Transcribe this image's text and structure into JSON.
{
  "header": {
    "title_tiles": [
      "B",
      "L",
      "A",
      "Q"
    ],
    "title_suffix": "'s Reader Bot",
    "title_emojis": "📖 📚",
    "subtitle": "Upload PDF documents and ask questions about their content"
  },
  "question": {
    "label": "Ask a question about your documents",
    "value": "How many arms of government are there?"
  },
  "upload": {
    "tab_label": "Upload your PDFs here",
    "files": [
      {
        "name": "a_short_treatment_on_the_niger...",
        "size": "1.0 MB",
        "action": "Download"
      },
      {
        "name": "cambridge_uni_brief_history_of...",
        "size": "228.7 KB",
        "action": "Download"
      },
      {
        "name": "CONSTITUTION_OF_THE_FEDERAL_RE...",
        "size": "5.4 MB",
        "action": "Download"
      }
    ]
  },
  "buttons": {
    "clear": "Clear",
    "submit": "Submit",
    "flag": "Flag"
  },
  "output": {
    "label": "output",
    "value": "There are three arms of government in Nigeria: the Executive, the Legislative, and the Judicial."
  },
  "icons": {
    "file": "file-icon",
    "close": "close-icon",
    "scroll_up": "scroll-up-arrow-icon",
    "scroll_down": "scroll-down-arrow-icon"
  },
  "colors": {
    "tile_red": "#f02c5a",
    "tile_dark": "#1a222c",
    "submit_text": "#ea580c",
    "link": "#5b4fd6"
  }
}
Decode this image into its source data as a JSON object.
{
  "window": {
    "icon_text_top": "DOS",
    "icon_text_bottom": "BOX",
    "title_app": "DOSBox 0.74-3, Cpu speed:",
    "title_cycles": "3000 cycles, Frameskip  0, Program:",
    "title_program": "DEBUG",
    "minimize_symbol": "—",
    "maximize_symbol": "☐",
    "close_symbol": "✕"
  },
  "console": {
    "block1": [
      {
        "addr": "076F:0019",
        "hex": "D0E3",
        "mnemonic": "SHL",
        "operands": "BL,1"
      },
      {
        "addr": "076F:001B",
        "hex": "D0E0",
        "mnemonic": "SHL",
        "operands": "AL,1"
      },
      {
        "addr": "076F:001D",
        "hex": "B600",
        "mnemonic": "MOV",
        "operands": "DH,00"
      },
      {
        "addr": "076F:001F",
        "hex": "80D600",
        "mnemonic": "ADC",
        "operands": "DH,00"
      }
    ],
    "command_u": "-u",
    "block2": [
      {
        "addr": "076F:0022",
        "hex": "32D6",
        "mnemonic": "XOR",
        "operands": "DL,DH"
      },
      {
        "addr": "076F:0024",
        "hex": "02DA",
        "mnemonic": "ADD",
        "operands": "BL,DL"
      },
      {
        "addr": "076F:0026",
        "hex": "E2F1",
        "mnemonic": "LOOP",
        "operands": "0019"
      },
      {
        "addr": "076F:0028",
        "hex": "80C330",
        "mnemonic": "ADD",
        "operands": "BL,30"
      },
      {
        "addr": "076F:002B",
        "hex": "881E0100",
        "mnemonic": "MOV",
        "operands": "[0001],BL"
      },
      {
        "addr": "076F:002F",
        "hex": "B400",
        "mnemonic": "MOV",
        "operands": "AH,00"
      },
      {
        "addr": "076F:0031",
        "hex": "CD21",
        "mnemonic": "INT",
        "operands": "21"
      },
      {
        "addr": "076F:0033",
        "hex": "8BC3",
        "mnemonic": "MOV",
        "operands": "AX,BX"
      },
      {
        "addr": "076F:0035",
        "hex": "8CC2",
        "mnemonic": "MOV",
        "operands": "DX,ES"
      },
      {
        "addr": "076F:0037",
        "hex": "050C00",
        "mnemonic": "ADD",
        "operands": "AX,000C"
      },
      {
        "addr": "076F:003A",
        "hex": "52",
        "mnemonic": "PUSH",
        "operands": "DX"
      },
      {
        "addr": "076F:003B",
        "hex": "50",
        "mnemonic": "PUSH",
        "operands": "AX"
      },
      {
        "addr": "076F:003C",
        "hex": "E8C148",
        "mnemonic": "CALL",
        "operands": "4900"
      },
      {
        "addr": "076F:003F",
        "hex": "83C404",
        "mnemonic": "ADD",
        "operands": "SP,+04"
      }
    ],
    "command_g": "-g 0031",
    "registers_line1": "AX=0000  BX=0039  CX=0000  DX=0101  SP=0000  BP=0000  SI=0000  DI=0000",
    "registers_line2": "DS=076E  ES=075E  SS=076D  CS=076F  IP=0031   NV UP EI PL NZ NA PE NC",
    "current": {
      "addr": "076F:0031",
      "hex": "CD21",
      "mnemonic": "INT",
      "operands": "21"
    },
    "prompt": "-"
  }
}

== == ==

* EXERCISE AIM
Reproduce the material above without altering a single character.

* THE RESULT
Transcribe this image's text and structure into JSON.
{
  "header": {
    "title_tiles": [
      "B",
      "L",
      "A",
      "Q"
    ],
    "title_suffix": "'s Reader Bot",
    "title_emojis": "📖 📚",
    "subtitle": "Upload PDF documents and ask questions about their content"
  },
  "question": {
    "label": "Ask a question about your documents",
    "value": "How many arms of government are there?"
  },
  "upload": {
    "tab_label": "Upload your PDFs here",
    "files": [
      {
        "name": "a_short_treatment_on_the_niger...",
        "size": "1.0 MB",
        "action": "Download"
      },
      {
        "name": "cambridge_uni_brief_history_of...",
        "size": "228.7 KB",
        "action": "Download"
      },
      {
        "name": "CONSTITUTION_OF_THE_FEDERAL_RE...",
        "size": "5.4 MB",
        "action": "Download"
      }
    ]
  },
  "buttons": {
    "clear": "Clear",
    "submit": "Submit",
    "flag": "Flag"
  },
  "output": {
    "label": "output",
    "value": "There are three arms of government in Nigeria: the Executive, the Legislative, and the Judicial."
  },
  "icons": {
    "file": "file-icon",
    "close": "close-icon",
    "scroll_up": "scroll-up-arrow-icon",
    "scroll_down": "scroll-down-arrow-icon"
  },
  "colors": {
    "tile_red": "#f02c5a",
    "tile_dark": "#1a222c",
    "submit_text": "#ea580c",
    "link": "#5b4fd6"
  }
}
Decode this image into its source data as a JSON object.
{
  "window": {
    "icon_text_top": "DOS",
    "icon_text_bottom": "BOX",
    "title_app": "DOSBox 0.74-3, Cpu speed:",
    "title_cycles": "3000 cycles, Frameskip  0, Program:",
    "title_program": "DEBUG",
    "minimize_symbol": "—",
    "maximize_symbol": "☐",
    "close_symbol": "✕"
  },
  "console": {
    "block1": [
      {
        "addr": "076F:0019",
        "hex": "D0E3",
        "mnemonic": "SHL",
        "operands": "BL,1"
      },
      {
        "addr": "076F:001B",
        "hex": "D0E0",
        "mnemonic": "SHL",
        "operands": "AL,1"
      },
      {
        "addr": "076F:001D",
        "hex": "B600",
        "mnemonic": "MOV",
        "operands": "DH,00"
      },
      {
        "addr": "076F:001F",
        "hex": "80D600",
        "mnemonic": "ADC",
        "operands": "DH,00"
      }
    ],
    "command_u": "-u",
    "block2": [
      {
        "addr": "076F:0022",
        "hex": "32D6",
        "mnemonic": "XOR",
        "operands": "DL,DH"
      },
      {
        "addr": "076F:0024",
        "hex": "02DA",
        "mnemonic": "ADD",
        "operands": "BL,DL"
      },
      {
        "addr": "076F:0026",
        "hex": "E2F1",
        "mnemonic": "LOOP",
        "operands": "0019"
      },
      {
        "addr": "076F:0028",
        "hex": "80C330",
        "mnemonic": "ADD",
        "operands": "BL,30"
      },
      {
        "addr": "076F:002B",
        "hex": "881E0100",
        "mnemonic": "MOV",
        "operands": "[0001],BL"
      },
      {
        "addr": "076F:002F",
        "hex": "B400",
        "mnemonic": "MOV",
        "operands": "AH,00"
      },
      {
        "addr": "076F:0031",
        "hex": "CD21",
        "mnemonic": "INT",
        "operands": "21"
      },
      {
        "addr": "076F:0033",
        "hex": "8BC3",
        "mnemonic": "MOV",
        "operands": "AX,BX"
      },
      {
        "addr": "076F:0035",
        "hex": "8CC2",
        "mnemonic": "MOV",
        "operands": "DX,ES"
      },
      {
        "addr": "076F:0037",
        "hex": "050C00",
        "mnemonic": "ADD",
        "operands": "AX,000C"
      },
      {
        "addr": "076F:003A",
        "hex": "52",
        "mnemonic": "PUSH",
        "operands": "DX"
      },
      {
        "addr": "076F:003B",
        "hex": "50",
        "mnemonic": "PUSH",
        "operands": "AX"
      },
      {
        "addr": "076F:003C",
        "hex": "E8C148",
        "mnemonic": "CALL",
        "operands": "4900"
      },
      {
        "addr": "076F:003F",
        "hex": "83C404",
        "mnemonic": "ADD",
        "operands": "SP,+04"
      }
    ],
    "command_g": "-g 0031",
    "registers_line1": "AX=0000  BX=0039  CX=0000  DX=0101  SP=0000  BP=0000  SI=0000  DI=0000",
    "registers_line2": "DS=076E  ES=075E  SS=076D  CS=076F  IP=0031   NV UP EI PL NZ NA PE NC",
    "current": {
      "addr": "076F:0031",
      "hex": "CD21",
      "mnemonic": "INT",
      "operands": "21"
    },
    "prompt": "-"
  }
}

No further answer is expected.